◆ Problem to work on ◆
Output the full listing word for word.

◆ Source material ◆

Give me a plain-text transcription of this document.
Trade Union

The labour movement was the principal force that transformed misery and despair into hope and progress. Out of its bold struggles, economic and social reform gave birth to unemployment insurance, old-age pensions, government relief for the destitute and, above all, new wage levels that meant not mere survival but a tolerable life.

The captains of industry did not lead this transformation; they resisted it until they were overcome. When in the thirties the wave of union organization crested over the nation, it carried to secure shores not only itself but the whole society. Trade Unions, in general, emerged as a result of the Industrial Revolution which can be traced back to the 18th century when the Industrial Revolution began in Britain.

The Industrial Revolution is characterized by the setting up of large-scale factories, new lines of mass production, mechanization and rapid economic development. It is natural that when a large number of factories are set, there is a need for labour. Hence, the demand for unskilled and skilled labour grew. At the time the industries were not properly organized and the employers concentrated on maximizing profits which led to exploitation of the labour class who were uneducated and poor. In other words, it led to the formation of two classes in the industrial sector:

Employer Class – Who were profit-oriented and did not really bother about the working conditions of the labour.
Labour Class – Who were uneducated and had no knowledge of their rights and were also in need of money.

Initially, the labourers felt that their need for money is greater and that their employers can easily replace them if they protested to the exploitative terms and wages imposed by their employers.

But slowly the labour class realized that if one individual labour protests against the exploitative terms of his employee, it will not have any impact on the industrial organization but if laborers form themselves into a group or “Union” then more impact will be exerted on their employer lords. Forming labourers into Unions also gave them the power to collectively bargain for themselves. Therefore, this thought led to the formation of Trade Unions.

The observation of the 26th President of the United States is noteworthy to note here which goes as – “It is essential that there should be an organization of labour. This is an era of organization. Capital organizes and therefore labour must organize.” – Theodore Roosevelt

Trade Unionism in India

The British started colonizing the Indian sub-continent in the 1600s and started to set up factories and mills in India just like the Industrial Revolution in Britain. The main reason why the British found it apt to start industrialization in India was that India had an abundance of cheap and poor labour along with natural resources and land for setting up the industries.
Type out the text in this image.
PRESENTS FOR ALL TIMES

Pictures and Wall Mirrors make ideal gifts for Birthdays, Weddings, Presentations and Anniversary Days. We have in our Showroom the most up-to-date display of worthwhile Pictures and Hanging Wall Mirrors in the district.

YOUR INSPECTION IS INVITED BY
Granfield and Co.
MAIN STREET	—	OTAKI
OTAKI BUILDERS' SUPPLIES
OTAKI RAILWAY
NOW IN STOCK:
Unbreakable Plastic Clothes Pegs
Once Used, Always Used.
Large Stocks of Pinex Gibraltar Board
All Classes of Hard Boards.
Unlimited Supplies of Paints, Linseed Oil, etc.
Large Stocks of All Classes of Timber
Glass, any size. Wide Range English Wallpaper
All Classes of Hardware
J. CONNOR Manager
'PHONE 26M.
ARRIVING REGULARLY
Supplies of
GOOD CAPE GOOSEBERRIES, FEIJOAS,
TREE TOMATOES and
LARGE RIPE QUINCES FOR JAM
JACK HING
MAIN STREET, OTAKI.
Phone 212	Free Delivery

◆ Answer for the task ◆
Give me a plain-text transcription of this document.
Trade Union

The labour movement was the principal force that transformed misery and despair into hope and progress. Out of its bold struggles, economic and social reform gave birth to unemployment insurance, old-age pensions, government relief for the destitute and, above all, new wage levels that meant not mere survival but a tolerable life.

The captains of industry did not lead this transformation; they resisted it until they were overcome. When in the thirties the wave of union organization crested over the nation, it carried to secure shores not only itself but the whole society. Trade Unions, in general, emerged as a result of the Industrial Revolution which can be traced back to the 18th century when the Industrial Revolution began in Britain.

The Industrial Revolution is characterized by the setting up of large-scale factories, new lines of mass production, mechanization and rapid economic development. It is natural that when a large number of factories are set, there is a need for labour. Hence, the demand for unskilled and skilled labour grew. At the time the industries were not properly organized and the employers concentrated on maximizing profits which led to exploitation of the labour class who were uneducated and poor. In other words, it led to the formation of two classes in the industrial sector:

Employer Class – Who were profit-oriented and did not really bother about the working conditions of the labour.
Labour Class – Who were uneducated and had no knowledge of their rights and were also in need of money.

Initially, the labourers felt that their need for money is greater and that their employers can easily replace them if they protested to the exploitative terms and wages imposed by their employers.

But slowly the labour class realized that if one individual labour protests against the exploitative terms of his employee, it will not have any impact on the industrial organization but if laborers form themselves into a group or “Union” then more impact will be exerted on their employer lords. Forming labourers into Unions also gave them the power to collectively bargain for themselves. Therefore, this thought led to the formation of Trade Unions.

The observation of the 26th President of the United States is noteworthy to note here which goes as – “It is essential that there should be an organization of labour. This is an era of organization. Capital organizes and therefore labour must organize.” – Theodore Roosevelt

Trade Unionism in India

The British started colonizing the Indian sub-continent in the 1600s and started to set up factories and mills in India just like the Industrial Revolution in Britain. The main reason why the British found it apt to start industrialization in India was that India had an abundance of cheap and poor labour along with natural resources and land for setting up the industries.
Type out the text in this image.
PRESENTS FOR ALL TIMES

Pictures and Wall Mirrors make ideal gifts for Birthdays, Weddings, Presentations and Anniversary Days. We have in our Showroom the most up-to-date display of worthwhile Pictures and Hanging Wall Mirrors in the district.

YOUR INSPECTION IS INVITED BY
Granfield and Co.
MAIN STREET	—	OTAKI
OTAKI BUILDERS' SUPPLIES
OTAKI RAILWAY
NOW IN STOCK:
Unbreakable Plastic Clothes Pegs
Once Used, Always Used.
Large Stocks of Pinex Gibraltar Board
All Classes of Hard Boards.
Unlimited Supplies of Paints, Linseed Oil, etc.
Large Stocks of All Classes of Timber
Glass, any size. Wide Range English Wallpaper
All Classes of Hardware
J. CONNOR Manager
'PHONE 26M.
ARRIVING REGULARLY
Supplies of
GOOD CAPE GOOSEBERRIES, FEIJOAS,
TREE TOMATOES and
LARGE RIPE QUINCES FOR JAM
JACK HING
MAIN STREET, OTAKI.
Phone 212	Free Delivery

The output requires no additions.